• [WHAT IS NEEDED]
Produce the listing below again, exactly as shown.

── MATERIAL TO PROCESS ──

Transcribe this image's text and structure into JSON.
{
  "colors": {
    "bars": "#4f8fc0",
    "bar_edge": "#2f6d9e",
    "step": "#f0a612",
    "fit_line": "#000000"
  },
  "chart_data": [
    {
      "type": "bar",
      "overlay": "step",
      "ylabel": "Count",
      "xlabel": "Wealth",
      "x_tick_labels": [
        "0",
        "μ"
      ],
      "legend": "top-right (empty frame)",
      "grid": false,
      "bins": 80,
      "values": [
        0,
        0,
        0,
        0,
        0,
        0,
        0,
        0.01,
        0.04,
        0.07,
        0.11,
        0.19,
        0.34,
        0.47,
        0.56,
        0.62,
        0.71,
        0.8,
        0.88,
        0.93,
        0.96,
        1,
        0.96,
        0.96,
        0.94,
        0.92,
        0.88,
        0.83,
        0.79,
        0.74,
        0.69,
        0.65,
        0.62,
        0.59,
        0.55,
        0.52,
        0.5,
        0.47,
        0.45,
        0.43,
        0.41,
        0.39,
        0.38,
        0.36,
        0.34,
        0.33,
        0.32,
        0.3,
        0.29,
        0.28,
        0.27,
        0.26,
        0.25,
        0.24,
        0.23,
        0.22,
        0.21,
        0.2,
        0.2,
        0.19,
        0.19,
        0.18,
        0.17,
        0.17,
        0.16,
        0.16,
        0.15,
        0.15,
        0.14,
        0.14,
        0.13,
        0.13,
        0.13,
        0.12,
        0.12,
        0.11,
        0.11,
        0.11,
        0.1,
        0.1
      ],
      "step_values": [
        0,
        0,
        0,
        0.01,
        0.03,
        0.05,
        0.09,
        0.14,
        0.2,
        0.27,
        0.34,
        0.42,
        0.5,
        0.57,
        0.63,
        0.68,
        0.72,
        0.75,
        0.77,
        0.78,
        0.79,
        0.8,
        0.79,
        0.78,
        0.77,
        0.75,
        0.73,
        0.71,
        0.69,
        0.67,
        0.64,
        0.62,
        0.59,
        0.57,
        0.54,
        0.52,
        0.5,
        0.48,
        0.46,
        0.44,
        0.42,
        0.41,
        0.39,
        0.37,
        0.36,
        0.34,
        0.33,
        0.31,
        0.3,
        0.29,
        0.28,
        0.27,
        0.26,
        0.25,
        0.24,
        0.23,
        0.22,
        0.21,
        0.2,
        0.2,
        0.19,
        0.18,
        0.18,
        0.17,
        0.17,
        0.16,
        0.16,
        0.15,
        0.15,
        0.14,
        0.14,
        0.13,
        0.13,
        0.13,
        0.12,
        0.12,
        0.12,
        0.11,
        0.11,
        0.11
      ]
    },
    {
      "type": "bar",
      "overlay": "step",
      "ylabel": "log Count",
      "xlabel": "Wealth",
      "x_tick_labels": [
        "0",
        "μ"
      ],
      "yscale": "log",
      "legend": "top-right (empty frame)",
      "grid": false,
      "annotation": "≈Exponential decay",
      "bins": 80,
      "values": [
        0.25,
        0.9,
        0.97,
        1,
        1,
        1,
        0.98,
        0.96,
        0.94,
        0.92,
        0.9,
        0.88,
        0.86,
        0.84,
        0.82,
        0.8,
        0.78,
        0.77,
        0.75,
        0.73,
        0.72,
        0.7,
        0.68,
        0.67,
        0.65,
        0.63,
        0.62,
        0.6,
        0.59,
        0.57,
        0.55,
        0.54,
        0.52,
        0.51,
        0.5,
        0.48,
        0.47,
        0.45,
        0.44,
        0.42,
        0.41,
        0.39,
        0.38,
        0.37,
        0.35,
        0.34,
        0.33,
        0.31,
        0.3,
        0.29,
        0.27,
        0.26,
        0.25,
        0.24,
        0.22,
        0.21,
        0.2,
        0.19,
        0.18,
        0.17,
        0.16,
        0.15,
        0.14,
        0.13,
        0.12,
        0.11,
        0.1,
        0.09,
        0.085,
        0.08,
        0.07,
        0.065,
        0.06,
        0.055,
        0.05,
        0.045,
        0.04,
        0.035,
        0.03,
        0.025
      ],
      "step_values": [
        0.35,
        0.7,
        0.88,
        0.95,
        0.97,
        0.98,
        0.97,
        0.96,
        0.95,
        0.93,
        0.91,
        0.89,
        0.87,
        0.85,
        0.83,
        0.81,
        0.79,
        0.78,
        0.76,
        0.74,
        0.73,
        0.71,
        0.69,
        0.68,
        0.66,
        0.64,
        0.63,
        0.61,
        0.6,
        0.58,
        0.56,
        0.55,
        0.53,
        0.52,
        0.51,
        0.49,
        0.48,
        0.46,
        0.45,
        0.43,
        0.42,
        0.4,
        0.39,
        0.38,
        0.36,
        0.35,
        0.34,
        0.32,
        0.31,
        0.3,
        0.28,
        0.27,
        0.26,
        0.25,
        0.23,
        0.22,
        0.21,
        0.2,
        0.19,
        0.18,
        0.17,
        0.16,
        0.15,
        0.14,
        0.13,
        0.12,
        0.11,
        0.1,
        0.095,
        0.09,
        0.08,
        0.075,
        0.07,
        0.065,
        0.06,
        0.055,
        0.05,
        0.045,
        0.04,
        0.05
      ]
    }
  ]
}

───

• [RESULT OF THE TASK]
Transcribe this image's text and structure into JSON.
{
  "colors": {
    "bars": "#4f8fc0",
    "bar_edge": "#2f6d9e",
    "step": "#f0a612",
    "fit_line": "#000000"
  },
  "chart_data": [
    {
      "type": "bar",
      "overlay": "step",
      "ylabel": "Count",
      "xlabel": "Wealth",
      "x_tick_labels": [
        "0",
        "μ"
      ],
      "legend": "top-right (empty frame)",
      "grid": false,
      "bins": 80,
      "values": [
        0,
        0,
        0,
        0,
        0,
        0,
        0,
        0.01,
        0.04,
        0.07,
        0.11,
        0.19,
        0.34,
        0.47,
        0.56,
        0.62,
        0.71,
        0.8,
        0.88,
        0.93,
        0.96,
        1,
        0.96,
        0.96,
        0.94,
        0.92,
        0.88,
        0.83,
        0.79,
        0.74,
        0.69,
        0.65,
        0.62,
        0.59,
        0.55,
        0.52,
        0.5,
        0.47,
        0.45,
        0.43,
        0.41,
        0.39,
        0.38,
        0.36,
        0.34,
        0.33,
        0.32,
        0.3,
        0.29,
        0.28,
        0.27,
        0.26,
        0.25,
        0.24,
        0.23,
        0.22,
        0.21,
        0.2,
        0.2,
        0.19,
        0.19,
        0.18,
        0.17,
        0.17,
        0.16,
        0.16,
        0.15,
        0.15,
        0.14,
        0.14,
        0.13,
        0.13,
        0.13,
        0.12,
        0.12,
        0.11,
        0.11,
        0.11,
        0.1,
        0.1
      ],
      "step_values": [
        0,
        0,
        0,
        0.01,
        0.03,
        0.05,
        0.09,
        0.14,
        0.2,
        0.27,
        0.34,
        0.42,
        0.5,
        0.57,
        0.63,
        0.68,
        0.72,
        0.75,
        0.77,
        0.78,
        0.79,
        0.8,
        0.79,
        0.78,
        0.77,
        0.75,
        0.73,
        0.71,
        0.69,
        0.67,
        0.64,
        0.62,
        0.59,
        0.57,
        0.54,
        0.52,
        0.5,
        0.48,
        0.46,
        0.44,
        0.42,
        0.41,
        0.39,
        0.37,
        0.36,
        0.34,
        0.33,
        0.31,
        0.3,
        0.29,
        0.28,
        0.27,
        0.26,
        0.25,
        0.24,
        0.23,
        0.22,
        0.21,
        0.2,
        0.2,
        0.19,
        0.18,
        0.18,
        0.17,
        0.17,
        0.16,
        0.16,
        0.15,
        0.15,
        0.14,
        0.14,
        0.13,
        0.13,
        0.13,
        0.12,
        0.12,
        0.12,
        0.11,
        0.11,
        0.11
      ]
    },
    {
      "type": "bar",
      "overlay": "step",
      "ylabel": "log Count",
      "xlabel": "Wealth",
      "x_tick_labels": [
        "0",
        "μ"
      ],
      "yscale": "log",
      "legend": "top-right (empty frame)",
      "grid": false,
      "annotation": "≈Exponential decay",
      "bins": 80,
      "values": [
        0.25,
        0.9,
        0.97,
        1,
        1,
        1,
        0.98,
        0.96,
        0.94,
        0.92,
        0.9,
        0.88,
        0.86,
        0.84,
        0.82,
        0.8,
        0.78,
        0.77,
        0.75,
        0.73,
        0.72,
        0.7,
        0.68,
        0.67,
        0.65,
        0.63,
        0.62,
        0.6,
        0.59,
        0.57,
        0.55,
        0.54,
        0.52,
        0.51,
        0.5,
        0.48,
        0.47,
        0.45,
        0.44,
        0.42,
        0.41,
        0.39,
        0.38,
        0.37,
        0.35,
        0.34,
        0.33,
        0.31,
        0.3,
        0.29,
        0.27,
        0.26,
        0.25,
        0.24,
        0.22,
        0.21,
        0.2,
        0.19,
        0.18,
        0.17,
        0.16,
        0.15,
        0.14,
        0.13,
        0.12,
        0.11,
        0.1,
        0.09,
        0.085,
        0.08,
        0.07,
        0.065,
        0.06,
        0.055,
        0.05,
        0.045,
        0.04,
        0.035,
        0.03,
        0.025
      ],
      "step_values": [
        0.35,
        0.7,
        0.88,
        0.95,
        0.97,
        0.98,
        0.97,
        0.96,
        0.95,
        0.93,
        0.91,
        0.89,
        0.87,
        0.85,
        0.83,
        0.81,
        0.79,
        0.78,
        0.76,
        0.74,
        0.73,
        0.71,
        0.69,
        0.68,
        0.66,
        0.64,
        0.63,
        0.61,
        0.6,
        0.58,
        0.56,
        0.55,
        0.53,
        0.52,
        0.51,
        0.49,
        0.48,
        0.46,
        0.45,
        0.43,
        0.42,
        0.4,
        0.39,
        0.38,
        0.36,
        0.35,
        0.34,
        0.32,
        0.31,
        0.3,
        0.28,
        0.27,
        0.26,
        0.25,
        0.23,
        0.22,
        0.21,
        0.2,
        0.19,
        0.18,
        0.17,
        0.16,
        0.15,
        0.14,
        0.13,
        0.12,
        0.11,
        0.1,
        0.095,
        0.09,
        0.08,
        0.075,
        0.07,
        0.065,
        0.06,
        0.055,
        0.05,
        0.045,
        0.04,
        0.05
      ]
    }
  ]
}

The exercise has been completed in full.